§ **GIVEN EXERCISE**
Collect every line in the records below that contains the word "text".

(Raw records)
■ ■ ■ ■ ■

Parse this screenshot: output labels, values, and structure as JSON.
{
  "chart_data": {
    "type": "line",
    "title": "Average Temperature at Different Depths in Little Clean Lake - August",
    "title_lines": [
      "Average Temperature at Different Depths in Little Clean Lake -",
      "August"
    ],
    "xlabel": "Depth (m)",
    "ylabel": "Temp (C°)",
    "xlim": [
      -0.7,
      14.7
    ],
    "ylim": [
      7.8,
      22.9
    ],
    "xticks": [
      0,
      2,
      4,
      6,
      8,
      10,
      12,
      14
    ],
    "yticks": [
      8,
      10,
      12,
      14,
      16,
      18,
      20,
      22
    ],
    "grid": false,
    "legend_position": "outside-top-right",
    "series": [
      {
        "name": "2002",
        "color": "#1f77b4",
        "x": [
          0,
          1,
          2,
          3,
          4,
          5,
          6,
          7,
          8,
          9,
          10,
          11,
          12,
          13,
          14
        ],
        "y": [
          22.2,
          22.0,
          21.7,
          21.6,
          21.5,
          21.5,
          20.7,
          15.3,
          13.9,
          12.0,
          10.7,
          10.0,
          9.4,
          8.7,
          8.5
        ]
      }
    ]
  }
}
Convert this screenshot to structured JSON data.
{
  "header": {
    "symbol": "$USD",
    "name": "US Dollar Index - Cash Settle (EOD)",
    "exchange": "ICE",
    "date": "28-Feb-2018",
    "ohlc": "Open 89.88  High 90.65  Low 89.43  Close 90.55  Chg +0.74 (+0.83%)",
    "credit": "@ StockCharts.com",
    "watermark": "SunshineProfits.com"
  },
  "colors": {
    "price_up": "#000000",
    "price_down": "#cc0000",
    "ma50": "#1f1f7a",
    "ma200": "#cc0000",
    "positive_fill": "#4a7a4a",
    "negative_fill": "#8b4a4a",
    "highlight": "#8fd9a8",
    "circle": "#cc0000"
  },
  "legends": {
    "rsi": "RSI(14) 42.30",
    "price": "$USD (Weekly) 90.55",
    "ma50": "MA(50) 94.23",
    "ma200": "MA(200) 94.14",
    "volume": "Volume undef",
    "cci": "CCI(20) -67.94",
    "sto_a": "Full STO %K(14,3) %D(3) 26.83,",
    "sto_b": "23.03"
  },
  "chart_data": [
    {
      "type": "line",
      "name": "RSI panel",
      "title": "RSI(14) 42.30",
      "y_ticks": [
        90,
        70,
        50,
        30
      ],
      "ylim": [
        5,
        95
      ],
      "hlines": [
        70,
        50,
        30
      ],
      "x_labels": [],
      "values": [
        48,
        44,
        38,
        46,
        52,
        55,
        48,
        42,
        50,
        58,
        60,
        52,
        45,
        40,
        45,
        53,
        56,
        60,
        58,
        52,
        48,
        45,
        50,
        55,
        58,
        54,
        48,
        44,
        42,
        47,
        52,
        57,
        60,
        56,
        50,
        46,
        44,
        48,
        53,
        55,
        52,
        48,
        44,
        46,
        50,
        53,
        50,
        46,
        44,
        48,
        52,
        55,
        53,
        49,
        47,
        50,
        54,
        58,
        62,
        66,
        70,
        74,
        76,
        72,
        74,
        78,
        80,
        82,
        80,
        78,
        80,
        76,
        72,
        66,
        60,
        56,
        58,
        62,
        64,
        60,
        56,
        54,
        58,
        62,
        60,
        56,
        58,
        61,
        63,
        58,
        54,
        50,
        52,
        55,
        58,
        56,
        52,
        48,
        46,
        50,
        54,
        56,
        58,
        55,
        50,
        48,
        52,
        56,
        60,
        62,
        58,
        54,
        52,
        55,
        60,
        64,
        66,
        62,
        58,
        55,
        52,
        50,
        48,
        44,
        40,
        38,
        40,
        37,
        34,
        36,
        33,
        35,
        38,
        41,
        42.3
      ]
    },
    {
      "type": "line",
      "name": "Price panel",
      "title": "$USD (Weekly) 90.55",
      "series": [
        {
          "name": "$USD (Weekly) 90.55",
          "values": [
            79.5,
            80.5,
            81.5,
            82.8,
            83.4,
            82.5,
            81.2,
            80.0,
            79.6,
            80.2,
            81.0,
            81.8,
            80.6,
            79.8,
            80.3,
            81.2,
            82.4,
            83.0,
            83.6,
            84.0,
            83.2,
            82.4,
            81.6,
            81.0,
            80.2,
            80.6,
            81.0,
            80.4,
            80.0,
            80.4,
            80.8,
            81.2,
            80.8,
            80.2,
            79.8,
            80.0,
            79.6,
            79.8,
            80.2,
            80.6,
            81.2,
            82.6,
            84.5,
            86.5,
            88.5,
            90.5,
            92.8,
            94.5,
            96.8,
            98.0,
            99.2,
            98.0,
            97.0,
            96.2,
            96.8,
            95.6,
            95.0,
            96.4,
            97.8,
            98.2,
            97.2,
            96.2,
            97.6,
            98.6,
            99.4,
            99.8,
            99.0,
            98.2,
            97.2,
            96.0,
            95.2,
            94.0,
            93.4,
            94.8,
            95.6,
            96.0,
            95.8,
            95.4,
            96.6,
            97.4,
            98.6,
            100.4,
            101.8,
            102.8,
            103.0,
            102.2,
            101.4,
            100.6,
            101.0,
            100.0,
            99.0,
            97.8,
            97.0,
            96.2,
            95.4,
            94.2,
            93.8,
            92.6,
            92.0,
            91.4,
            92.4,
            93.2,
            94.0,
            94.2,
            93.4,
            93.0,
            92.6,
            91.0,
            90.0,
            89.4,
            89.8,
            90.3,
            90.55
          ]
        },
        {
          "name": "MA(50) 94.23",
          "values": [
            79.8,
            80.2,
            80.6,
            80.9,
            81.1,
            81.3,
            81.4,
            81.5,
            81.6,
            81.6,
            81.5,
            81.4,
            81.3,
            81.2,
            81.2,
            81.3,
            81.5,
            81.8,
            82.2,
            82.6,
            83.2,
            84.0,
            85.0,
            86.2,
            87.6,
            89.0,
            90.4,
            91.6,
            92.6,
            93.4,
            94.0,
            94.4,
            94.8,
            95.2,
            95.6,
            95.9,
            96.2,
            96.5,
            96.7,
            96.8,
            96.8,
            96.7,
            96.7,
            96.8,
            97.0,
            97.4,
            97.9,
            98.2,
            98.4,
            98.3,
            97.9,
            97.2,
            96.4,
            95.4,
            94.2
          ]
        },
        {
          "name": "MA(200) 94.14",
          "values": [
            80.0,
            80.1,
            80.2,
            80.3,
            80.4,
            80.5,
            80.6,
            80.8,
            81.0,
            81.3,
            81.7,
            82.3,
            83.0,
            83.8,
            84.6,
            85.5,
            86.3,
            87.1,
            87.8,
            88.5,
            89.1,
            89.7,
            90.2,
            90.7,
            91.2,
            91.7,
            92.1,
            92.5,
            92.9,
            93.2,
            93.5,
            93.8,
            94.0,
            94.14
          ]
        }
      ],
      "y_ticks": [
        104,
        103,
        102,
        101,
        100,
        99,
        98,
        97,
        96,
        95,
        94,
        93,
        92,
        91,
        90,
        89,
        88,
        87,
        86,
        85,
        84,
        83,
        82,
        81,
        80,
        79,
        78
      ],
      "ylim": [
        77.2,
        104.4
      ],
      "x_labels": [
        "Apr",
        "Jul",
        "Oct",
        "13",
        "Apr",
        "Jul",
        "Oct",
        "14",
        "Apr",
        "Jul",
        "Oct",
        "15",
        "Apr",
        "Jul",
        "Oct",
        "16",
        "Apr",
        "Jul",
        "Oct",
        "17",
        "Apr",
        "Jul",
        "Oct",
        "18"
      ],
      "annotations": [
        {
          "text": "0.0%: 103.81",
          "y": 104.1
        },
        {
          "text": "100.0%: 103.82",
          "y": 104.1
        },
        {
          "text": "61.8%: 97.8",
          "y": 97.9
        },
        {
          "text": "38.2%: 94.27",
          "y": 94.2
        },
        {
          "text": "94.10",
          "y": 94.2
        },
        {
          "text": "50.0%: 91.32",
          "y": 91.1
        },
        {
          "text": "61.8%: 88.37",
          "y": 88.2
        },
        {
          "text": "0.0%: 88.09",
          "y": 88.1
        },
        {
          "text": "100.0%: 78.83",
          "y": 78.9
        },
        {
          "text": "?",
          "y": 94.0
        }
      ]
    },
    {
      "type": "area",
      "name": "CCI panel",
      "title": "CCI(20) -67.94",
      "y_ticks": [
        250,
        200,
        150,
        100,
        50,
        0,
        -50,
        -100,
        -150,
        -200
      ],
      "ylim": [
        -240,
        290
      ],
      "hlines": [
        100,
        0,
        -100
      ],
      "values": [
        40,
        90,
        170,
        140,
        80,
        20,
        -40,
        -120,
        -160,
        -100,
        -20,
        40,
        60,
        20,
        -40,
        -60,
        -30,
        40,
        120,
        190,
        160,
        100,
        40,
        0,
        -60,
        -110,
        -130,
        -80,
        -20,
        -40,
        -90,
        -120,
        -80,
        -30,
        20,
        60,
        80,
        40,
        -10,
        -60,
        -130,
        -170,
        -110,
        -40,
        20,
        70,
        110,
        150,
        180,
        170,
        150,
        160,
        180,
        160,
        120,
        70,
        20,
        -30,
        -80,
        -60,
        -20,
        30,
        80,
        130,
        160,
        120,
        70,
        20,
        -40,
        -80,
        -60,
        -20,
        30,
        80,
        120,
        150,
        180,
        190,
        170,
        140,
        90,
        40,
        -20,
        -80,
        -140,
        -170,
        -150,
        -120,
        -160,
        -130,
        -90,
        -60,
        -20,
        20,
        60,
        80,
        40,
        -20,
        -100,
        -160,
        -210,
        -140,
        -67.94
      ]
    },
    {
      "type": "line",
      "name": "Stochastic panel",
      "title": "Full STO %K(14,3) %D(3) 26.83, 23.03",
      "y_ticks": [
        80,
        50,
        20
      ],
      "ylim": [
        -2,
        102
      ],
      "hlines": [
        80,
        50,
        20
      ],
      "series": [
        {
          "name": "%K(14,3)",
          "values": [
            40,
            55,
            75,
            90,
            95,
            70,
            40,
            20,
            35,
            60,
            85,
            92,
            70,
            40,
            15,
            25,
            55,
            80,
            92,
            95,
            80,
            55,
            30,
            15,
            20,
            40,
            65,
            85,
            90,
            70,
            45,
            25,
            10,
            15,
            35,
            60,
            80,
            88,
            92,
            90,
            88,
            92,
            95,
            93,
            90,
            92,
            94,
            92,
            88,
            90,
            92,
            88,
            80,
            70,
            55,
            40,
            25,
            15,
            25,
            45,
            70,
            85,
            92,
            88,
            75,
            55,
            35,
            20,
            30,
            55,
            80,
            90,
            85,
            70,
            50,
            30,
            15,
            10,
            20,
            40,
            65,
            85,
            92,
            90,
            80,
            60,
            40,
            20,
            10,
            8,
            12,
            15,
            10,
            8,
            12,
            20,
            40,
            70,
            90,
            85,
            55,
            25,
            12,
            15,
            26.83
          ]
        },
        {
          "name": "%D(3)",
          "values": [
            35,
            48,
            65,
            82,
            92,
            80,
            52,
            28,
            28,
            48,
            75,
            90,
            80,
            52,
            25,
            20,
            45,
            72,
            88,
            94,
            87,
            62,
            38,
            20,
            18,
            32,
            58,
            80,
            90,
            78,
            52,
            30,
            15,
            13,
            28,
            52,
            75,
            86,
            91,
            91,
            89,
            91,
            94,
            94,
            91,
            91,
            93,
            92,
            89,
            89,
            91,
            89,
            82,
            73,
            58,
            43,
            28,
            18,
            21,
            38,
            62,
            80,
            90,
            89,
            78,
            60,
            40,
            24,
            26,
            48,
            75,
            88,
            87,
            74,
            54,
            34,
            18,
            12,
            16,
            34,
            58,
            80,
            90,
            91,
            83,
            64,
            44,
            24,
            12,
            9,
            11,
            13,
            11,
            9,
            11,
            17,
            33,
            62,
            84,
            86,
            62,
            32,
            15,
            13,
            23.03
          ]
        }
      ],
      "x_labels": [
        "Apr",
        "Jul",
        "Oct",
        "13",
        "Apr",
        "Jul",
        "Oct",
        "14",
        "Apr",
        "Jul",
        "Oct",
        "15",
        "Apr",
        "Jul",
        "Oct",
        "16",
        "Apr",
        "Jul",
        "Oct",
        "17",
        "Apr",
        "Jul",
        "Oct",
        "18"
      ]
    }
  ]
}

■ ■ ■ ■ ■

§ **EXERCISE ANSWER**
          "text": "0.0%: 103.81",
          "text": "100.0%: 103.82",
          "text": "61.8%: 97.8",
          "text": "38.2%: 94.27",
          "text": "94.10",
          "text": "50.0%: 91.32",
          "text": "61.8%: 88.37",
          "text": "0.0%: 88.09",
          "text": "100.0%: 78.83",
          "text": "?",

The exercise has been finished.